> [引用段落]:
%%
一位萬達電影員工告訴Tech星球,疫情最開始的兩個月,還在發獎金之外的全額基本工資。3月開始,公司告知每個店都要精簡員工,留下主要人員,主管級發放城市最低生活費,1000+,店長級則給到工資的一半。

影院停擺,關閉的電影院流出的都是白花花的錢,止損變得尤爲重要。金逸影視的業績預告數據顯示,今年上半年,金逸影視虧損3.1億元至3.9億元。如果按照2019年,金逸影視旗下有186家直營院線估算,則意味着,每個院線每月將直接虧損27萬至34萬。

萬達電影也同樣處於虧損週期,萬達2020年半年度業績預告顯示,萬達電影歸屬於上市公司股東的淨利潤將虧損15億元-16億元,而上年同期爲盈利5.24億元。

而根據國家電影局估算,從短期看,全國電影院暫停營業,製片和宣發基本停滯,直接經濟損失巨大,目前估算全年票房損失將超過300億元。

「暑期檔不會有爆發」

你上一部在影院看的電影是什麼?
%%
> [數據摘錄]:
%%
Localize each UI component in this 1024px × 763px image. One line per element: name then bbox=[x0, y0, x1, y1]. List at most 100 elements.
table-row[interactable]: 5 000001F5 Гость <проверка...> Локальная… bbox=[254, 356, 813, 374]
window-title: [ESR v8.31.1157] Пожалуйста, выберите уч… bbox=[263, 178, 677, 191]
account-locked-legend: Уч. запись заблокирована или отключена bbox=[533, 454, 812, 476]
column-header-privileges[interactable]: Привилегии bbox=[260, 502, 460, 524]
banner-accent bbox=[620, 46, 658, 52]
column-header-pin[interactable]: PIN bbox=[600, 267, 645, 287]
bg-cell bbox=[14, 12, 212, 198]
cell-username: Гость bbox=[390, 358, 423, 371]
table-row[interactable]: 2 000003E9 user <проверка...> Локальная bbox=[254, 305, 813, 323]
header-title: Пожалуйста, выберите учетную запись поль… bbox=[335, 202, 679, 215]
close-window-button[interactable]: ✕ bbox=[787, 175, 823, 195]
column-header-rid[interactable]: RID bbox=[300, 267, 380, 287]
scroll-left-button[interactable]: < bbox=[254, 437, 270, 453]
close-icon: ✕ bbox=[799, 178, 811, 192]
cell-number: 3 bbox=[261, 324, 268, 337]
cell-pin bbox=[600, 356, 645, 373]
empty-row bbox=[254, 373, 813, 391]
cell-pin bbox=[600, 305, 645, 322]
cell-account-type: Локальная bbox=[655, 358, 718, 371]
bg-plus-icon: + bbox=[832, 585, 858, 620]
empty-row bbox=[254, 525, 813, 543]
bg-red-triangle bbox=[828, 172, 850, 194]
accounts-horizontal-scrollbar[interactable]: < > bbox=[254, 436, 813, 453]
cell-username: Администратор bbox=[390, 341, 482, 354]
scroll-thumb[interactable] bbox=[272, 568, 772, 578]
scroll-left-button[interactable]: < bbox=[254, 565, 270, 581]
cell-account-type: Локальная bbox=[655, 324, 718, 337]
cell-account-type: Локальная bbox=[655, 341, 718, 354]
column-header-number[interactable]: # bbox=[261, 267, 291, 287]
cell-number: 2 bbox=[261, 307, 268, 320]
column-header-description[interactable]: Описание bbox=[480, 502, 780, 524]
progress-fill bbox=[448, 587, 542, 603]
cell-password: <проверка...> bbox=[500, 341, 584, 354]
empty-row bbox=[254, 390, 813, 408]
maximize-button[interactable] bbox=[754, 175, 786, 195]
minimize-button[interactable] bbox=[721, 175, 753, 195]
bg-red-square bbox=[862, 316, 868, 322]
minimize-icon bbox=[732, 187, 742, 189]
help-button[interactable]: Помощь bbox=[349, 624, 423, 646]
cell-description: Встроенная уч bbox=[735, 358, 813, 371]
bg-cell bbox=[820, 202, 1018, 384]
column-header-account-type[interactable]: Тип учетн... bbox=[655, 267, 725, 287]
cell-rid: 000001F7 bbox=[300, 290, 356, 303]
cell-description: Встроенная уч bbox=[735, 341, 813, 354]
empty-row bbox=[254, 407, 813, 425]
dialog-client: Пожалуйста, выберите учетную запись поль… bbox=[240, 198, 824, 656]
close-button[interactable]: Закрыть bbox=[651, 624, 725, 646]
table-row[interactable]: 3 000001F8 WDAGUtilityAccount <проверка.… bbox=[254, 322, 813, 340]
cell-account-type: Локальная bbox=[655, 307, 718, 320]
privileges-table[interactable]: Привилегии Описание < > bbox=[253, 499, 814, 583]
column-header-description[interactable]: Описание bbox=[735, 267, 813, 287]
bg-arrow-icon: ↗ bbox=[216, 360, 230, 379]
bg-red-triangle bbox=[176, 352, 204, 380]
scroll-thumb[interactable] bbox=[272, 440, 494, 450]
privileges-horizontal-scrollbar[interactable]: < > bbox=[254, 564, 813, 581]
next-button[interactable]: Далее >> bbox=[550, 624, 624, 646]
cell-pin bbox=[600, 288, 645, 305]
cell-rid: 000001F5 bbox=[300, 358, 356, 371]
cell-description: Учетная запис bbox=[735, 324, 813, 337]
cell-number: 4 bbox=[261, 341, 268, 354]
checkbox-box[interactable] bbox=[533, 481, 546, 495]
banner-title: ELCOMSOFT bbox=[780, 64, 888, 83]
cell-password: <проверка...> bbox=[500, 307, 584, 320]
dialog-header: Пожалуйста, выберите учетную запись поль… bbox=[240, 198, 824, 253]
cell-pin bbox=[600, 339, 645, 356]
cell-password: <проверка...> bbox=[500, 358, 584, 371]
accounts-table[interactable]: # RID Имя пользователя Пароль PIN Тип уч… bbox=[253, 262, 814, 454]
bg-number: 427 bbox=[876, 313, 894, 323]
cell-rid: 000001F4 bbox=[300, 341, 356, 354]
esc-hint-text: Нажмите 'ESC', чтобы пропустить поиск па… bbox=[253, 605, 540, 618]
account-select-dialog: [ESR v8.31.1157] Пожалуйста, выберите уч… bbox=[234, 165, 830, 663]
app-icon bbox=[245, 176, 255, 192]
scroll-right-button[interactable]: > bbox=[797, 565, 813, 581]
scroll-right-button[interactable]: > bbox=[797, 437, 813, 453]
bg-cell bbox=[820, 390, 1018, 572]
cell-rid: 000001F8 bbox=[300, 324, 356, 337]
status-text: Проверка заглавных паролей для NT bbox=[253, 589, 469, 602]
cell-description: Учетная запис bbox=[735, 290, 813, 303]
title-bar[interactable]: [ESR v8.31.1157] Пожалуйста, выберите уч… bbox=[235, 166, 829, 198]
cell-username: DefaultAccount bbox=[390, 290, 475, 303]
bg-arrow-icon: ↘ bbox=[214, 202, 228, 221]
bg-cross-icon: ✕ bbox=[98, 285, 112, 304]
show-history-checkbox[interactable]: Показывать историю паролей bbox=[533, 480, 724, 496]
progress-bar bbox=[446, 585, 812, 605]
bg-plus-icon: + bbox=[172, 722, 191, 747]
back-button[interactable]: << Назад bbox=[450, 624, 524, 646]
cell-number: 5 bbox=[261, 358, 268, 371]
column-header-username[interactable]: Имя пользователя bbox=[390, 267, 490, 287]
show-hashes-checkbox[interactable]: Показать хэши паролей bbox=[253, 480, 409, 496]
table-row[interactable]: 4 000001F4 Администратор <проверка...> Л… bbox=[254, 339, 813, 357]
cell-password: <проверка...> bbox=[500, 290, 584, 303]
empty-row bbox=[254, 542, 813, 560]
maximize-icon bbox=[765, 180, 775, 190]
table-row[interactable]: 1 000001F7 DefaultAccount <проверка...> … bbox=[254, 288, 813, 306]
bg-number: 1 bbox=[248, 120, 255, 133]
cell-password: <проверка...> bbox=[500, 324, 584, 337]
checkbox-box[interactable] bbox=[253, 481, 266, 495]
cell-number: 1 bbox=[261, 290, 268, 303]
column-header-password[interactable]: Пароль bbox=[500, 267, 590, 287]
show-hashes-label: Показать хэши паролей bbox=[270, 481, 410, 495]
%%
> [待辦任務]:
A) 請返回影院虧損引文中從"萬達電影也同樣處於虧損週期,萬達2020"一直到"你上一部在影院看的電影是什麼?"的全部內容，逐字照錄。
B) 根據影院虧損引文回答：
(i) 金逸影視今年上半年虧損多少？
(ii) 萬達電影上年同期盈利多少？
(iii) 國家電影局估算全年票房損失將超過多少？

> [答案列表]:
A)
萬達電影也同樣處於虧損週期,萬達2020年半年度業績預告顯示,萬達電影歸屬於上市公司股東的淨利潤將虧損15億元-16億元,而上年同期爲盈利5.24億元。

而根據國家電影局估算,從短期看,全國電影院暫停營業,製片和宣發基本停滯,直接經濟損失巨大,目前估算全年票房損失將超過300億元。

「暑期檔不會有爆發」

你上一部在影院看的電影是什麼?

B)
(i) 3.1億元至3.9億元
(ii) 5.24億元
(iii) 300億元